● **Task details**
In the entries that follow, find the word "title" and report each line it is on.

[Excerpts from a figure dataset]
-----

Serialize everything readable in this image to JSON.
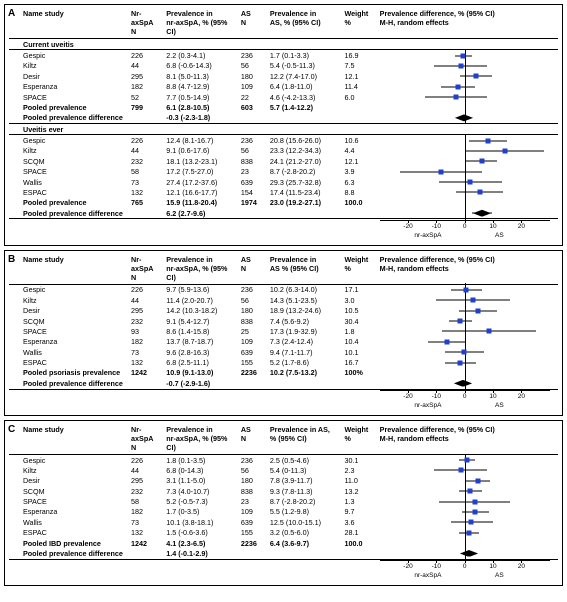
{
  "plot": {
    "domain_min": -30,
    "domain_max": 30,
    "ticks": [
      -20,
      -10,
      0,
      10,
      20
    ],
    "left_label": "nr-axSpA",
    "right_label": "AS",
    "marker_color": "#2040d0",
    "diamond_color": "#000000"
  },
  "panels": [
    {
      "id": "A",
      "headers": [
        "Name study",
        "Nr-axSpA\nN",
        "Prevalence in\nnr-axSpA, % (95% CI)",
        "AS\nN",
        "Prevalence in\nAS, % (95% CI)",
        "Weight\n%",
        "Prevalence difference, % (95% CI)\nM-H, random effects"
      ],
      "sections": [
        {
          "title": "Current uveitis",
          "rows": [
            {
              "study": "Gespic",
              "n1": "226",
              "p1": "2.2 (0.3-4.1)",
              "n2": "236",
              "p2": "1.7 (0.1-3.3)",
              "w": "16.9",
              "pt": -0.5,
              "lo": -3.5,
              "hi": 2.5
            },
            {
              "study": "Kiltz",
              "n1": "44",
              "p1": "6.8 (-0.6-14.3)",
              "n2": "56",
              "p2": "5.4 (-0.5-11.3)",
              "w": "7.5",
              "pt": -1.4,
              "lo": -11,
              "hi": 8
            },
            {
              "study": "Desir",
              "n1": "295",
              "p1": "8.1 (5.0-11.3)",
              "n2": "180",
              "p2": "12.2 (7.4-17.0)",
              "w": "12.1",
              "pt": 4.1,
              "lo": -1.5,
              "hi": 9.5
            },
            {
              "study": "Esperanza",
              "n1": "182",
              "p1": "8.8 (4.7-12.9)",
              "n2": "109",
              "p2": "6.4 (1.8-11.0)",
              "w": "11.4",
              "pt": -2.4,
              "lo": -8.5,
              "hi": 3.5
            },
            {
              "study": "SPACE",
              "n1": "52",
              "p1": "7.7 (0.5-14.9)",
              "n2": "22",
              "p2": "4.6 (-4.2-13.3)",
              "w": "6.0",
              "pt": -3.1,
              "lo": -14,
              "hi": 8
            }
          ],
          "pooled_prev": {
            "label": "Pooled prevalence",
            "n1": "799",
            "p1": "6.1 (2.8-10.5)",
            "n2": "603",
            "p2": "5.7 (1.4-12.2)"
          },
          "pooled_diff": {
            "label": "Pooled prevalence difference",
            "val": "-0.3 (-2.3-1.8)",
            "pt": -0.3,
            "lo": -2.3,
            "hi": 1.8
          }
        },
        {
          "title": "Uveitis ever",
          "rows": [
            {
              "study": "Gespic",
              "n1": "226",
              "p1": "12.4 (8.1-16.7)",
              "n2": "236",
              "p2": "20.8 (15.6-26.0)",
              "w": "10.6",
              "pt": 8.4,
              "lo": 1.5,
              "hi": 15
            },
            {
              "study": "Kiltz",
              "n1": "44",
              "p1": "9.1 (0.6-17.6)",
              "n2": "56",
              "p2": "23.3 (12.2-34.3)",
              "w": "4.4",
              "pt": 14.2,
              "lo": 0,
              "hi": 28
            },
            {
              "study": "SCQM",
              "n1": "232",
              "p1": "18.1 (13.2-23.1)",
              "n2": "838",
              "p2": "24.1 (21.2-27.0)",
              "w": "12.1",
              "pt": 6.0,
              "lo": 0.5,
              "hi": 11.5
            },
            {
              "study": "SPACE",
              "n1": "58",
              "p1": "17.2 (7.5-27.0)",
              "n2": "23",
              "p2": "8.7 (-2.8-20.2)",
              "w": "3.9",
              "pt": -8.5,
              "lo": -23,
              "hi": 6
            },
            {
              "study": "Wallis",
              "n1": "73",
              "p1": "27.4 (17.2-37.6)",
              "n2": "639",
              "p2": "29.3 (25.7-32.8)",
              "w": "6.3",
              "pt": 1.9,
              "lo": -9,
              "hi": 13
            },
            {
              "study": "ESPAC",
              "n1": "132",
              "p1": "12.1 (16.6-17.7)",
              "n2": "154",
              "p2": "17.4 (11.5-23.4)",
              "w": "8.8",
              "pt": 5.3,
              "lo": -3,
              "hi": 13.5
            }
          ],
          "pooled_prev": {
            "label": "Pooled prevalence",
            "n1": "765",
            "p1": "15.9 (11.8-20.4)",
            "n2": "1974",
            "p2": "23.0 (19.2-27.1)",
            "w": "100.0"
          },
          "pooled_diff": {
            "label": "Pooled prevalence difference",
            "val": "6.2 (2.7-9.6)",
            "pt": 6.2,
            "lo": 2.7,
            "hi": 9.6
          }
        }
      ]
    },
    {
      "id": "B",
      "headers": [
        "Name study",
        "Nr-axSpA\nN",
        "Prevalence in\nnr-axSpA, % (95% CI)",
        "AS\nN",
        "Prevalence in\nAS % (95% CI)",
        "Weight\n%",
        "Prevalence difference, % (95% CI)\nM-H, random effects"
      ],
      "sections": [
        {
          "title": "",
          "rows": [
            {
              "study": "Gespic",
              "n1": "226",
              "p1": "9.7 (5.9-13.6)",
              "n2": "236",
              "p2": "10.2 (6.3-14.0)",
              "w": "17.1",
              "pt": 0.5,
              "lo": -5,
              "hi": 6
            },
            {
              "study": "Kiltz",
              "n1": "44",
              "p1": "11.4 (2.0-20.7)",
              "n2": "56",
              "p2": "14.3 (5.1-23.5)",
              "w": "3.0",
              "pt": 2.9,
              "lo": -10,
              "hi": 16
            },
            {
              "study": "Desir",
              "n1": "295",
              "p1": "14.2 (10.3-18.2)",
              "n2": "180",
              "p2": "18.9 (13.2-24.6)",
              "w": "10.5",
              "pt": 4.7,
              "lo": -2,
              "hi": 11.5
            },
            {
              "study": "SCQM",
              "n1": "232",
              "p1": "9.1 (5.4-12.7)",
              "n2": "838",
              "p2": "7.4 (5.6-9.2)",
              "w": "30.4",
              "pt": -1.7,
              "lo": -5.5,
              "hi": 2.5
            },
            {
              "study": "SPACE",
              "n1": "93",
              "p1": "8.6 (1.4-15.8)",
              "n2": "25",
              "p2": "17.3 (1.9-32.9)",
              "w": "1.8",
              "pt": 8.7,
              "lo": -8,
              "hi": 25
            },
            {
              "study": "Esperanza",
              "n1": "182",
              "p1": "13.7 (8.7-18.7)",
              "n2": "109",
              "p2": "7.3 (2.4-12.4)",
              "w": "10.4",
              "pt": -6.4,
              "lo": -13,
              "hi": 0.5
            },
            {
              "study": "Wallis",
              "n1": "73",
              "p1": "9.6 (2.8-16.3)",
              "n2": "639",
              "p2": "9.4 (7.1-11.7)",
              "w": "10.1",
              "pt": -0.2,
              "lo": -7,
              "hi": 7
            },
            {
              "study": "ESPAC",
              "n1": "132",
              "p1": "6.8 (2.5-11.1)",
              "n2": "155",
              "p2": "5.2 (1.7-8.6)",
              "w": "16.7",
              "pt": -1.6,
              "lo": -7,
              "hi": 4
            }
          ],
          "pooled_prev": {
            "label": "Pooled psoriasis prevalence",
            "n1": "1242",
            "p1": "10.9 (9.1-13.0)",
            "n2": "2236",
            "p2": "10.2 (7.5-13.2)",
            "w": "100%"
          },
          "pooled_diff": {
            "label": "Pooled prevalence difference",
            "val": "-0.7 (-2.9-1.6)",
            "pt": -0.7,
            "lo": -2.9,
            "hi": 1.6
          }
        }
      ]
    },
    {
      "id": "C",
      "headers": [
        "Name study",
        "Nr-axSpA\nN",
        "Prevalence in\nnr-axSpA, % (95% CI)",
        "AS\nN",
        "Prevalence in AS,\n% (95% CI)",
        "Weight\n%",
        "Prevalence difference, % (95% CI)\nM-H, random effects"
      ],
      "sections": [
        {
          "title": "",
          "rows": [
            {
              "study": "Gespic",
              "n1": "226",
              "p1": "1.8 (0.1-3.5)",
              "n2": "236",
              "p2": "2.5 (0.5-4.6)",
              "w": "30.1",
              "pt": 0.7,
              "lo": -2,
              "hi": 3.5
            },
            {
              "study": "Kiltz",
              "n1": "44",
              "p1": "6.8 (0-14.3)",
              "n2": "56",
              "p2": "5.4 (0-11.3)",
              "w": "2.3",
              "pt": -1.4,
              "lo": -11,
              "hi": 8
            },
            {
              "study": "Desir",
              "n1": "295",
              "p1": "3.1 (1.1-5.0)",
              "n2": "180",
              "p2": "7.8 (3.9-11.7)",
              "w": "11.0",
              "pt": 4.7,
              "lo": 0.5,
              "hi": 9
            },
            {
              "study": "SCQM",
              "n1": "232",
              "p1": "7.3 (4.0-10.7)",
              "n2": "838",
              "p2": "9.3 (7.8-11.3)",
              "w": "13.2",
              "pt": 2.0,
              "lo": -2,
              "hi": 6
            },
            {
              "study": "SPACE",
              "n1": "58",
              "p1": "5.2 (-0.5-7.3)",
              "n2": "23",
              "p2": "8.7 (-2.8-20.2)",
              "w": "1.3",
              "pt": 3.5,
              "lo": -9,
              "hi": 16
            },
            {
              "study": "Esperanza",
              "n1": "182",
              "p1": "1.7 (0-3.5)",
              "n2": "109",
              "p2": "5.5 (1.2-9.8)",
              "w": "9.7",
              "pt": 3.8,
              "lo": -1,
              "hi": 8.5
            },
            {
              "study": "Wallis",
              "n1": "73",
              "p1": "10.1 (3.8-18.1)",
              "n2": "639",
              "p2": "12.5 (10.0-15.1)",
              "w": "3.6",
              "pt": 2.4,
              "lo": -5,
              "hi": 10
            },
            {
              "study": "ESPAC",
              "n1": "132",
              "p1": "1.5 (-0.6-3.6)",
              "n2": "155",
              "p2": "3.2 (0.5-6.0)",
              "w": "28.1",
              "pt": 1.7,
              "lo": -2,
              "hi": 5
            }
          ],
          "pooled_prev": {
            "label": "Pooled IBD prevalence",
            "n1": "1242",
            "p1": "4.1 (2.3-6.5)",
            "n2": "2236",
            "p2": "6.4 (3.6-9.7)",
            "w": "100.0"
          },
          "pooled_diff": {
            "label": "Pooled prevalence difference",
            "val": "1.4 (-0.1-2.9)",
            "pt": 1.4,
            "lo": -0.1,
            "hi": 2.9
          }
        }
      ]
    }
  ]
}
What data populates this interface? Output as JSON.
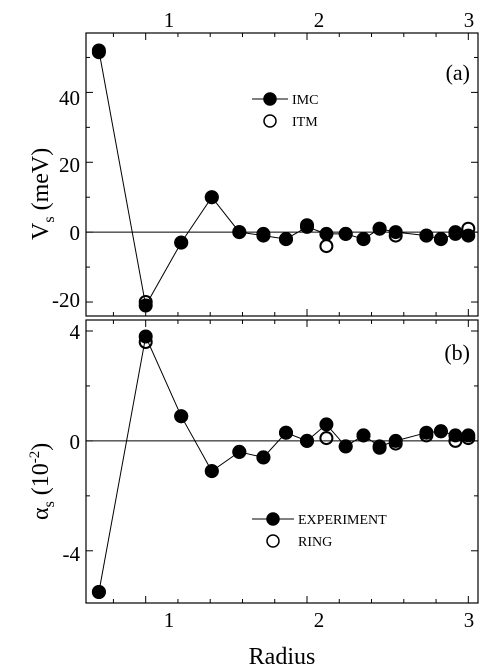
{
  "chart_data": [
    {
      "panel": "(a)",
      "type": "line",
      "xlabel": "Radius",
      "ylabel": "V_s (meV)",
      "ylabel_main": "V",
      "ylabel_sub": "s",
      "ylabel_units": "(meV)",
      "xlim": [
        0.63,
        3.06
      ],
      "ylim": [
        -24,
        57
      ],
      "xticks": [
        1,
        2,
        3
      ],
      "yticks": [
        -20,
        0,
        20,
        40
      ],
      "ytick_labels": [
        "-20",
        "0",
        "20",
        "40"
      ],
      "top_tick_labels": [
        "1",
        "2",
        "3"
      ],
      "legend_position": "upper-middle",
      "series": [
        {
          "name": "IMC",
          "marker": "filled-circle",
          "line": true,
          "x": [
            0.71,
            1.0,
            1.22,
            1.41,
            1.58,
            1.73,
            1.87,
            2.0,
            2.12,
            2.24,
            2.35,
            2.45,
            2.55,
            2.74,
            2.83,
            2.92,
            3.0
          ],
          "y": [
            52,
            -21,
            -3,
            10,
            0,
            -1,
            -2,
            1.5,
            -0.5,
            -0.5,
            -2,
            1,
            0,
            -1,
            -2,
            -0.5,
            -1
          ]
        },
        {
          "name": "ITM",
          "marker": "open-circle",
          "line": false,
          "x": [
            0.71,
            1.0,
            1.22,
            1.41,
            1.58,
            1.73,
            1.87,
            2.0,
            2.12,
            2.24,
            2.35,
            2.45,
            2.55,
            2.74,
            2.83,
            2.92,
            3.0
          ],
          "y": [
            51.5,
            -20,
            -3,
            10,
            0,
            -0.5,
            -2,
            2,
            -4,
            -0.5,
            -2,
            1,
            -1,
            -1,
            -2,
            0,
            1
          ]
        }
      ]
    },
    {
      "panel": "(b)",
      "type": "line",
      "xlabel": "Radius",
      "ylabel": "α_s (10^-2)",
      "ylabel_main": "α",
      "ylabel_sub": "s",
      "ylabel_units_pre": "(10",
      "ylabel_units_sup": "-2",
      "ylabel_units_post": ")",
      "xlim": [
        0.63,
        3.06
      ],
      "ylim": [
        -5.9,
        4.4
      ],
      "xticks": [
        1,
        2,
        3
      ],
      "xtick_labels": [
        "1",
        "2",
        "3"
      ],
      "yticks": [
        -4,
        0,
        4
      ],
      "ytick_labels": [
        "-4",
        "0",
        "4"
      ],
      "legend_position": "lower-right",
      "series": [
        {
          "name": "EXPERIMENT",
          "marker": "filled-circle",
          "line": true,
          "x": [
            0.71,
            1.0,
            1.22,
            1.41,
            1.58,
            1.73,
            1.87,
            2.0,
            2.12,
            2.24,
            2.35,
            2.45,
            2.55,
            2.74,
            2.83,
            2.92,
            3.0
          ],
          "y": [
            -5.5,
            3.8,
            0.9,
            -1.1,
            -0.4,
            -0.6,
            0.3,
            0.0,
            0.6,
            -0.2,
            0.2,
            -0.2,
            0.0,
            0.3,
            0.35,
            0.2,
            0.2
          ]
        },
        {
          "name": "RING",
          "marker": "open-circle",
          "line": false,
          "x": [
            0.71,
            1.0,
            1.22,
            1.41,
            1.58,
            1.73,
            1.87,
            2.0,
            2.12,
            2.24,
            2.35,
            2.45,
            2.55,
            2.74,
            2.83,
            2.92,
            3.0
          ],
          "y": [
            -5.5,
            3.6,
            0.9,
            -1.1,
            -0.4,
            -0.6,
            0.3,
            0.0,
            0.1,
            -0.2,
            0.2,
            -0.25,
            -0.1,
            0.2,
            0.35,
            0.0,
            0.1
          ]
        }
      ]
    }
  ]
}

-----

● **Exercise output**
          "title": "Current uveitis",
          "title": "Uveitis ever",
          "title": "",
          "title": "",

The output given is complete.